Dataset items
────
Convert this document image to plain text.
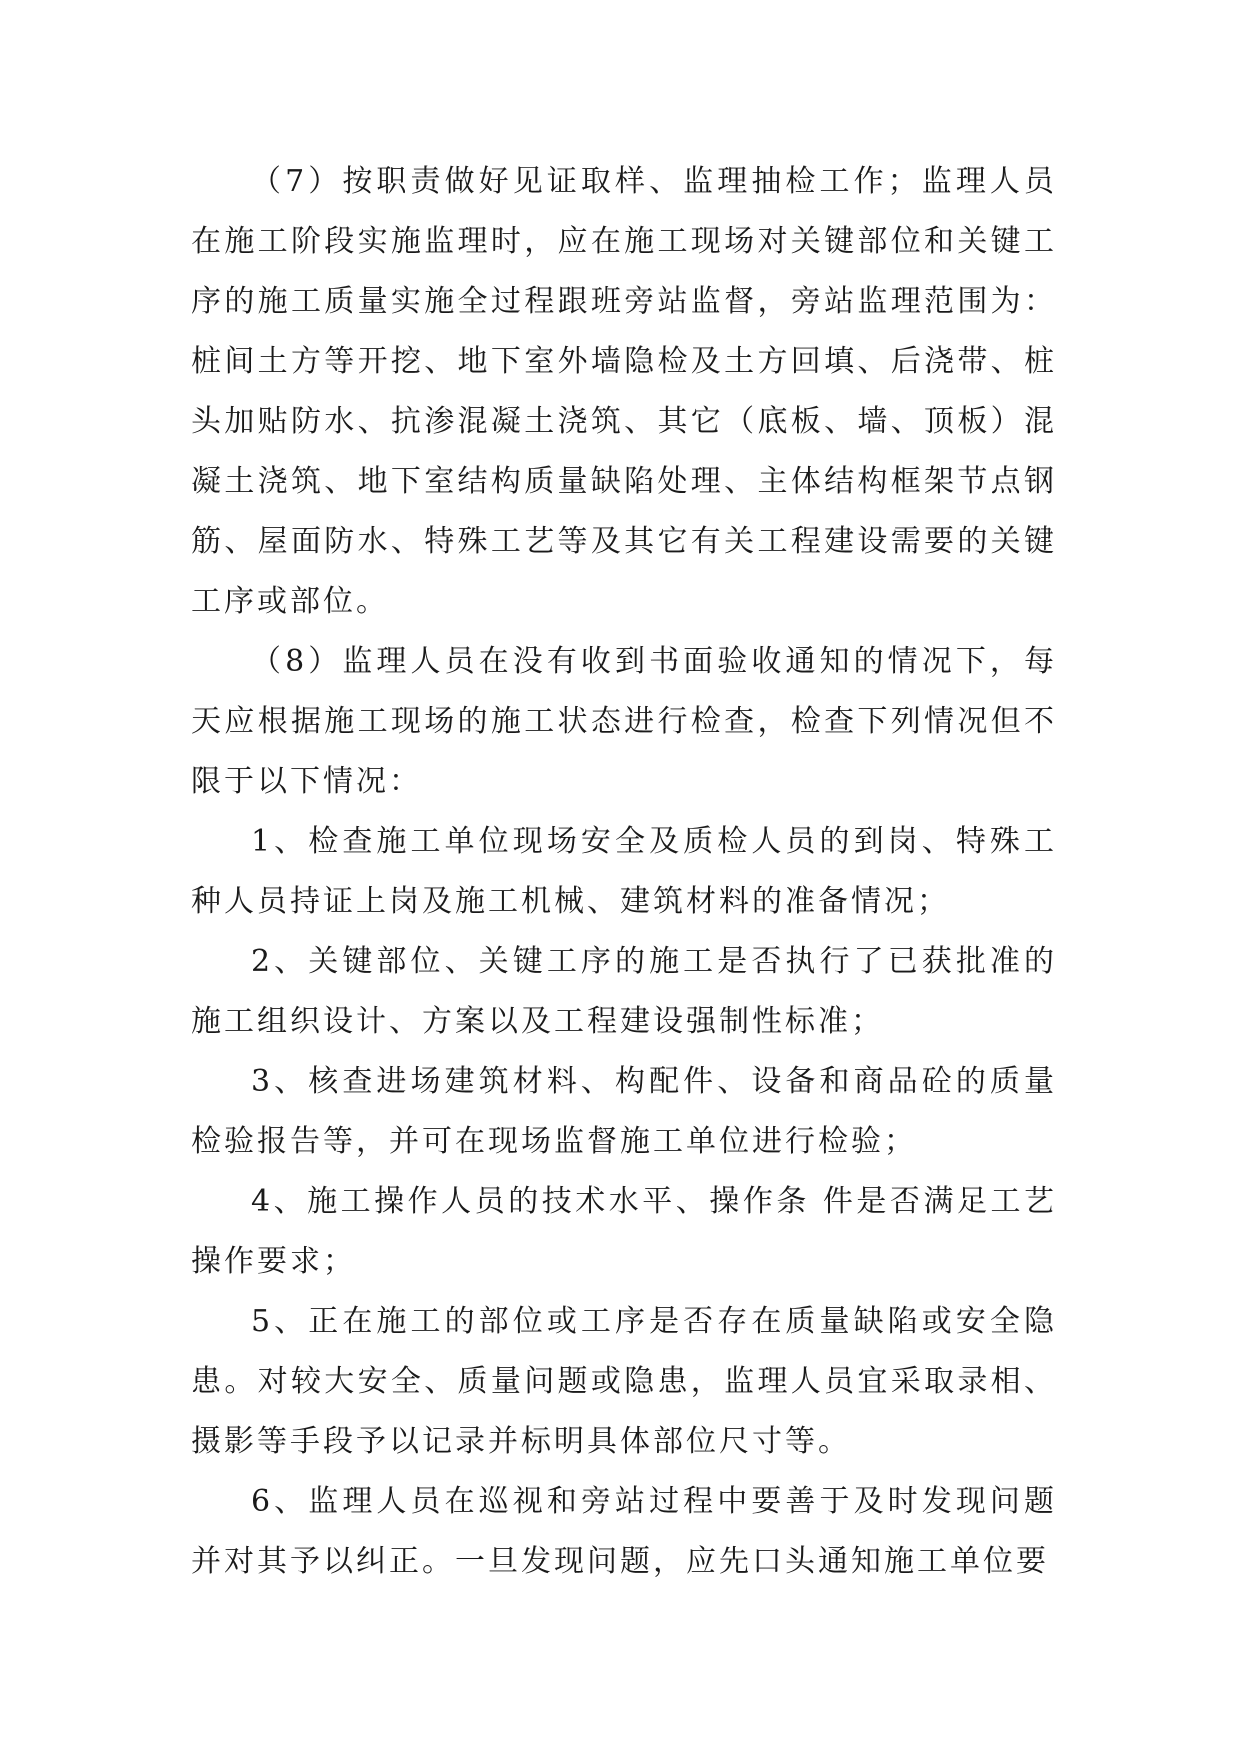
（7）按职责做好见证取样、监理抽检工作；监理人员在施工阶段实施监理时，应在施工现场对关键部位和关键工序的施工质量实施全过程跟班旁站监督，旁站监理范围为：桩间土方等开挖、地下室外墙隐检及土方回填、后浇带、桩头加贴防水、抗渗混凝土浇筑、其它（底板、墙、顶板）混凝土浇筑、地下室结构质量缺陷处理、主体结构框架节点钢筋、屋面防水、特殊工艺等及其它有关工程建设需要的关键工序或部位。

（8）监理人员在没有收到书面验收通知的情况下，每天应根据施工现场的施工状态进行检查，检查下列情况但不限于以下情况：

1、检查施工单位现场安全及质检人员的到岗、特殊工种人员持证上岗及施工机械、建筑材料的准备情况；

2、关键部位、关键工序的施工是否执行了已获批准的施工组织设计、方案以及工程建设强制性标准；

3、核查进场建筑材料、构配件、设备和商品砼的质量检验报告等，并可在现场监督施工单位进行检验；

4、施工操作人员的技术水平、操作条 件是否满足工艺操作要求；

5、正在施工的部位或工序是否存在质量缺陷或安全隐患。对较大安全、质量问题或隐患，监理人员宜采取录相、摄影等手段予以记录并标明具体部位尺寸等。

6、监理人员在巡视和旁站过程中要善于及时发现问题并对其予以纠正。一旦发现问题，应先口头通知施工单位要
────
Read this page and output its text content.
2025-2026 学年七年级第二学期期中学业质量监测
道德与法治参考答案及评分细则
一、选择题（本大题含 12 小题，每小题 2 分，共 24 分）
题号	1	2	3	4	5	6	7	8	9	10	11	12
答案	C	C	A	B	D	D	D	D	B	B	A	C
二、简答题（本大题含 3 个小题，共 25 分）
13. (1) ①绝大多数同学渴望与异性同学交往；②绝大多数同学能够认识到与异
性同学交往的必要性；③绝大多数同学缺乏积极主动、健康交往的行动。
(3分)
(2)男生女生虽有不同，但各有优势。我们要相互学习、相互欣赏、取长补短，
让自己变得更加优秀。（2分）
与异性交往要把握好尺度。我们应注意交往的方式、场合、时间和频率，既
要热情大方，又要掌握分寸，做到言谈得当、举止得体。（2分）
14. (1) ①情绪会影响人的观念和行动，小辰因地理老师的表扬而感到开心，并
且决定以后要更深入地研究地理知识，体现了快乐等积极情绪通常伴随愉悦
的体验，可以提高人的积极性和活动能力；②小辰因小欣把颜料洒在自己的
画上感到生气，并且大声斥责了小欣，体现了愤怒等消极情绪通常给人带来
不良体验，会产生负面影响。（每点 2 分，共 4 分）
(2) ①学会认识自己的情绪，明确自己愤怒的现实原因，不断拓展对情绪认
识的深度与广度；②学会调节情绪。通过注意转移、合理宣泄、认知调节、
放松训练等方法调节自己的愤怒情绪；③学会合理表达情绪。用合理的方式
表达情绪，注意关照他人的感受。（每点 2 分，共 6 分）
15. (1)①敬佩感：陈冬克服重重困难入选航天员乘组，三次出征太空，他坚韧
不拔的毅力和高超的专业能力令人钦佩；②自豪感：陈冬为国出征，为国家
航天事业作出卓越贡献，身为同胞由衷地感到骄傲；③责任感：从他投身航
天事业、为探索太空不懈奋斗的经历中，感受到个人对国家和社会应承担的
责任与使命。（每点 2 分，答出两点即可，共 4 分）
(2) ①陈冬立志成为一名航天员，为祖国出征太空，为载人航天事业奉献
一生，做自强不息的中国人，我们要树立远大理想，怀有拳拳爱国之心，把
────
DIRECTIONS
Copy each line above that contains the string "本大题含".

RESPONSE TO THIS EXERCISE
一、选择题（本大题含 12 小题，每小题 2 分，共 24 分）
二、简答题（本大题含 3 个小题，共 25 分）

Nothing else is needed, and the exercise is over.